▶ EXERCISE AIM:
Repeat the entire listing exactly.

»»

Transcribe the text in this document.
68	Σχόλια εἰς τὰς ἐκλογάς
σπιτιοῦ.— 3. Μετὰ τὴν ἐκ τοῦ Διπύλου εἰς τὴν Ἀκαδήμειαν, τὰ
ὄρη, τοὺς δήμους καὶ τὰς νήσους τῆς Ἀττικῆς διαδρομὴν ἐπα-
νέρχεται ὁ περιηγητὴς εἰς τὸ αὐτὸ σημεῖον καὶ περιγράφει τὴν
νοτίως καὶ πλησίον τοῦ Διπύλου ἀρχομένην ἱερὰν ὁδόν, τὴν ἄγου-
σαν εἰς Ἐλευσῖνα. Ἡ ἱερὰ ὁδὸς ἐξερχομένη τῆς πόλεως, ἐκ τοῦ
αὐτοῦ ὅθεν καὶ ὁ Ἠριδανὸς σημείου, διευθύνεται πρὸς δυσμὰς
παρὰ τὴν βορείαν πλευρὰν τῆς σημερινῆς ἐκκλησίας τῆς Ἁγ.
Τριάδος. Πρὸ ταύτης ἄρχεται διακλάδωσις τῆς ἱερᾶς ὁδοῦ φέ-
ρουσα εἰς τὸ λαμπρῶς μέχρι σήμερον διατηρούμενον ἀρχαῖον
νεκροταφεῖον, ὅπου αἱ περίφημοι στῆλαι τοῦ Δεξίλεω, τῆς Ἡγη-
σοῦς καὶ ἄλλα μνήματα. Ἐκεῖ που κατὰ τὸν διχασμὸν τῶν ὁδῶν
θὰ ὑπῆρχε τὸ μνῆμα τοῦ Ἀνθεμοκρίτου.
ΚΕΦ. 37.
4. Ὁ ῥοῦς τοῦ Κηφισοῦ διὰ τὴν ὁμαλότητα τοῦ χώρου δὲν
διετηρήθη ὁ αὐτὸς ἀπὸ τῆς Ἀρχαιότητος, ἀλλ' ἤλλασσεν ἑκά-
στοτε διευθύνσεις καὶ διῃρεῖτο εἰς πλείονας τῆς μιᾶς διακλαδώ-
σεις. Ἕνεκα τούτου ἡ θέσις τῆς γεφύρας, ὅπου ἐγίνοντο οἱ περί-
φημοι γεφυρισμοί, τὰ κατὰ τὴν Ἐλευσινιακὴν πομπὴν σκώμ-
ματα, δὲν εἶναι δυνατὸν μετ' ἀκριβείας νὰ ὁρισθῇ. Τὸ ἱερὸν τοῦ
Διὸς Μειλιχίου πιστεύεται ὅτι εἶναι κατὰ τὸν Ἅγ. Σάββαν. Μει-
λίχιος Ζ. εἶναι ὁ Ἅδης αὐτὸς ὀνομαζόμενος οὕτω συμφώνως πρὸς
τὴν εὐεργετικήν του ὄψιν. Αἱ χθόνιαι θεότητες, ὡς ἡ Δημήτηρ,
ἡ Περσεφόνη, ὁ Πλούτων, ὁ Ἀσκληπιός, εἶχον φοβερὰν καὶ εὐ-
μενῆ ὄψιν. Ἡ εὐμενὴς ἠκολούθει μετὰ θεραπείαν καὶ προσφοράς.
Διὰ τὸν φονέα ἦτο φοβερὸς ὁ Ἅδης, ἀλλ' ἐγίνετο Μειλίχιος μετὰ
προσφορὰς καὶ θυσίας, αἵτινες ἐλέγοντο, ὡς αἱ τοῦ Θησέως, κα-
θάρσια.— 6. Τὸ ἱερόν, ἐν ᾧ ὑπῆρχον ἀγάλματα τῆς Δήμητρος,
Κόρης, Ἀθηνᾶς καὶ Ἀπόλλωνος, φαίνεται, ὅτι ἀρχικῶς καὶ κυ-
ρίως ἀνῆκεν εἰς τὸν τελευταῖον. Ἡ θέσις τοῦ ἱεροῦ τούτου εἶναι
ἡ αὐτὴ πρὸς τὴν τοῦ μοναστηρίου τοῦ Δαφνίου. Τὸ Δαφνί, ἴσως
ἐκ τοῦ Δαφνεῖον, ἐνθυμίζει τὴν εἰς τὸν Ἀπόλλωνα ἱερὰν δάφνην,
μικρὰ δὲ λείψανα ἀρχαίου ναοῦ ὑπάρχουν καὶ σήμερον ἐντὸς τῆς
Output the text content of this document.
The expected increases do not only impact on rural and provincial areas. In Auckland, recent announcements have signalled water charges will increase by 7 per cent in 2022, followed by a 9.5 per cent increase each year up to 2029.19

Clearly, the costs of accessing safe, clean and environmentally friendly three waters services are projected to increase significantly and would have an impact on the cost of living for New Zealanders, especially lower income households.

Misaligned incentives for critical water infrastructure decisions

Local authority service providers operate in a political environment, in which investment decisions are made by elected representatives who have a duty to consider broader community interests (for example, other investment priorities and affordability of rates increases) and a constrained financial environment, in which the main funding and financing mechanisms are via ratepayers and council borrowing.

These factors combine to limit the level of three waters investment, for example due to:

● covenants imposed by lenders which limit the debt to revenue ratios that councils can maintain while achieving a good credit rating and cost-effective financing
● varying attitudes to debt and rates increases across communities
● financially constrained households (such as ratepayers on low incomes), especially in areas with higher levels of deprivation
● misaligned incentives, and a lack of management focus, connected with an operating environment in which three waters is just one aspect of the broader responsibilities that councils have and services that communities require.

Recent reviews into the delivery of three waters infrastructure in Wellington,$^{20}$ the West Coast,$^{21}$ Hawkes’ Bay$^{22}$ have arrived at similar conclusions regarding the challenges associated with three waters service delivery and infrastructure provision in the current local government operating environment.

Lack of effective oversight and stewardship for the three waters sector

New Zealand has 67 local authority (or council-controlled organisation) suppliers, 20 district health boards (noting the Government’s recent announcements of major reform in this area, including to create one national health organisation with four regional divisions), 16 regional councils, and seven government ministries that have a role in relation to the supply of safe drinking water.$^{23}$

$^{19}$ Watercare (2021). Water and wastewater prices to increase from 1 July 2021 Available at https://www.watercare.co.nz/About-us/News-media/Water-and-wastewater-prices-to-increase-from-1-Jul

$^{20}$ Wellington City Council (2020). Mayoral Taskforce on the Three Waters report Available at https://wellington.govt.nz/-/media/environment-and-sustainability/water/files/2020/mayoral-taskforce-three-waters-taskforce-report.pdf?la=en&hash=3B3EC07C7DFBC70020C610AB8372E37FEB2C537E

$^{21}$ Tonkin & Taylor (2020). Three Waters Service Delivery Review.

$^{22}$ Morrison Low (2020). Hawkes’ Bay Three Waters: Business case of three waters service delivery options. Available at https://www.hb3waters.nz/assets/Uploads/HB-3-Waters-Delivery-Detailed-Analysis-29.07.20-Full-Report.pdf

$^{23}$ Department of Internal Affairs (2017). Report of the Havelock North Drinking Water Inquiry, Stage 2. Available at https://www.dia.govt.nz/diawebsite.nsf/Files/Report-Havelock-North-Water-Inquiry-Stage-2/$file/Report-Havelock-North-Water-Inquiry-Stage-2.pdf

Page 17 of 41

««

▶ PROBLEM SOLUTION:
Transcribe the text in this document.
68	Σχόλια εἰς τὰς ἐκλογάς
σπιτιοῦ.— 3. Μετὰ τὴν ἐκ τοῦ Διπύλου εἰς τὴν Ἀκαδήμειαν, τὰ
ὄρη, τοὺς δήμους καὶ τὰς νήσους τῆς Ἀττικῆς διαδρομὴν ἐπα-
νέρχεται ὁ περιηγητὴς εἰς τὸ αὐτὸ σημεῖον καὶ περιγράφει τὴν
νοτίως καὶ πλησίον τοῦ Διπύλου ἀρχομένην ἱερὰν ὁδόν, τὴν ἄγου-
σαν εἰς Ἐλευσῖνα. Ἡ ἱερὰ ὁδὸς ἐξερχομένη τῆς πόλεως, ἐκ τοῦ
αὐτοῦ ὅθεν καὶ ὁ Ἠριδανὸς σημείου, διευθύνεται πρὸς δυσμὰς
παρὰ τὴν βορείαν πλευρὰν τῆς σημερινῆς ἐκκλησίας τῆς Ἁγ.
Τριάδος. Πρὸ ταύτης ἄρχεται διακλάδωσις τῆς ἱερᾶς ὁδοῦ φέ-
ρουσα εἰς τὸ λαμπρῶς μέχρι σήμερον διατηρούμενον ἀρχαῖον
νεκροταφεῖον, ὅπου αἱ περίφημοι στῆλαι τοῦ Δεξίλεω, τῆς Ἡγη-
σοῦς καὶ ἄλλα μνήματα. Ἐκεῖ που κατὰ τὸν διχασμὸν τῶν ὁδῶν
θὰ ὑπῆρχε τὸ μνῆμα τοῦ Ἀνθεμοκρίτου.
ΚΕΦ. 37.
4. Ὁ ῥοῦς τοῦ Κηφισοῦ διὰ τὴν ὁμαλότητα τοῦ χώρου δὲν
διετηρήθη ὁ αὐτὸς ἀπὸ τῆς Ἀρχαιότητος, ἀλλ' ἤλλασσεν ἑκά-
στοτε διευθύνσεις καὶ διῃρεῖτο εἰς πλείονας τῆς μιᾶς διακλαδώ-
σεις. Ἕνεκα τούτου ἡ θέσις τῆς γεφύρας, ὅπου ἐγίνοντο οἱ περί-
φημοι γεφυρισμοί, τὰ κατὰ τὴν Ἐλευσινιακὴν πομπὴν σκώμ-
ματα, δὲν εἶναι δυνατὸν μετ' ἀκριβείας νὰ ὁρισθῇ. Τὸ ἱερὸν τοῦ
Διὸς Μειλιχίου πιστεύεται ὅτι εἶναι κατὰ τὸν Ἅγ. Σάββαν. Μει-
λίχιος Ζ. εἶναι ὁ Ἅδης αὐτὸς ὀνομαζόμενος οὕτω συμφώνως πρὸς
τὴν εὐεργετικήν του ὄψιν. Αἱ χθόνιαι θεότητες, ὡς ἡ Δημήτηρ,
ἡ Περσεφόνη, ὁ Πλούτων, ὁ Ἀσκληπιός, εἶχον φοβερὰν καὶ εὐ-
μενῆ ὄψιν. Ἡ εὐμενὴς ἠκολούθει μετὰ θεραπείαν καὶ προσφοράς.
Διὰ τὸν φονέα ἦτο φοβερὸς ὁ Ἅδης, ἀλλ' ἐγίνετο Μειλίχιος μετὰ
προσφορὰς καὶ θυσίας, αἵτινες ἐλέγοντο, ὡς αἱ τοῦ Θησέως, κα-
θάρσια.— 6. Τὸ ἱερόν, ἐν ᾧ ὑπῆρχον ἀγάλματα τῆς Δήμητρος,
Κόρης, Ἀθηνᾶς καὶ Ἀπόλλωνος, φαίνεται, ὅτι ἀρχικῶς καὶ κυ-
ρίως ἀνῆκεν εἰς τὸν τελευταῖον. Ἡ θέσις τοῦ ἱεροῦ τούτου εἶναι
ἡ αὐτὴ πρὸς τὴν τοῦ μοναστηρίου τοῦ Δαφνίου. Τὸ Δαφνί, ἴσως
ἐκ τοῦ Δαφνεῖον, ἐνθυμίζει τὴν εἰς τὸν Ἀπόλλωνα ἱερὰν δάφνην,
μικρὰ δὲ λείψανα ἀρχαίου ναοῦ ὑπάρχουν καὶ σήμερον ἐντὸς τῆς
Output the text content of this document.
The expected increases do not only impact on rural and provincial areas. In Auckland, recent announcements have signalled water charges will increase by 7 per cent in 2022, followed by a 9.5 per cent increase each year up to 2029.19

Clearly, the costs of accessing safe, clean and environmentally friendly three waters services are projected to increase significantly and would have an impact on the cost of living for New Zealanders, especially lower income households.

Misaligned incentives for critical water infrastructure decisions

Local authority service providers operate in a political environment, in which investment decisions are made by elected representatives who have a duty to consider broader community interests (for example, other investment priorities and affordability of rates increases) and a constrained financial environment, in which the main funding and financing mechanisms are via ratepayers and council borrowing.

These factors combine to limit the level of three waters investment, for example due to:

● covenants imposed by lenders which limit the debt to revenue ratios that councils can maintain while achieving a good credit rating and cost-effective financing
● varying attitudes to debt and rates increases across communities
● financially constrained households (such as ratepayers on low incomes), especially in areas with higher levels of deprivation
● misaligned incentives, and a lack of management focus, connected with an operating environment in which three waters is just one aspect of the broader responsibilities that councils have and services that communities require.

Recent reviews into the delivery of three waters infrastructure in Wellington,$^{20}$ the West Coast,$^{21}$ Hawkes’ Bay$^{22}$ have arrived at similar conclusions regarding the challenges associated with three waters service delivery and infrastructure provision in the current local government operating environment.

Lack of effective oversight and stewardship for the three waters sector

New Zealand has 67 local authority (or council-controlled organisation) suppliers, 20 district health boards (noting the Government’s recent announcements of major reform in this area, including to create one national health organisation with four regional divisions), 16 regional councils, and seven government ministries that have a role in relation to the supply of safe drinking water.$^{23}$

$^{19}$ Watercare (2021). Water and wastewater prices to increase from 1 July 2021 Available at https://www.watercare.co.nz/About-us/News-media/Water-and-wastewater-prices-to-increase-from-1-Jul

$^{20}$ Wellington City Council (2020). Mayoral Taskforce on the Three Waters report Available at https://wellington.govt.nz/-/media/environment-and-sustainability/water/files/2020/mayoral-taskforce-three-waters-taskforce-report.pdf?la=en&hash=3B3EC07C7DFBC70020C610AB8372E37FEB2C537E

$^{21}$ Tonkin & Taylor (2020). Three Waters Service Delivery Review.

$^{22}$ Morrison Low (2020). Hawkes’ Bay Three Waters: Business case of three waters service delivery options. Available at https://www.hb3waters.nz/assets/Uploads/HB-3-Waters-Delivery-Detailed-Analysis-29.07.20-Full-Report.pdf

$^{23}$ Department of Internal Affairs (2017). Report of the Havelock North Drinking Water Inquiry, Stage 2. Available at https://www.dia.govt.nz/diawebsite.nsf/Files/Report-Havelock-North-Water-Inquiry-Stage-2/$file/Report-Havelock-North-Water-Inquiry-Stage-2.pdf

Page 17 of 41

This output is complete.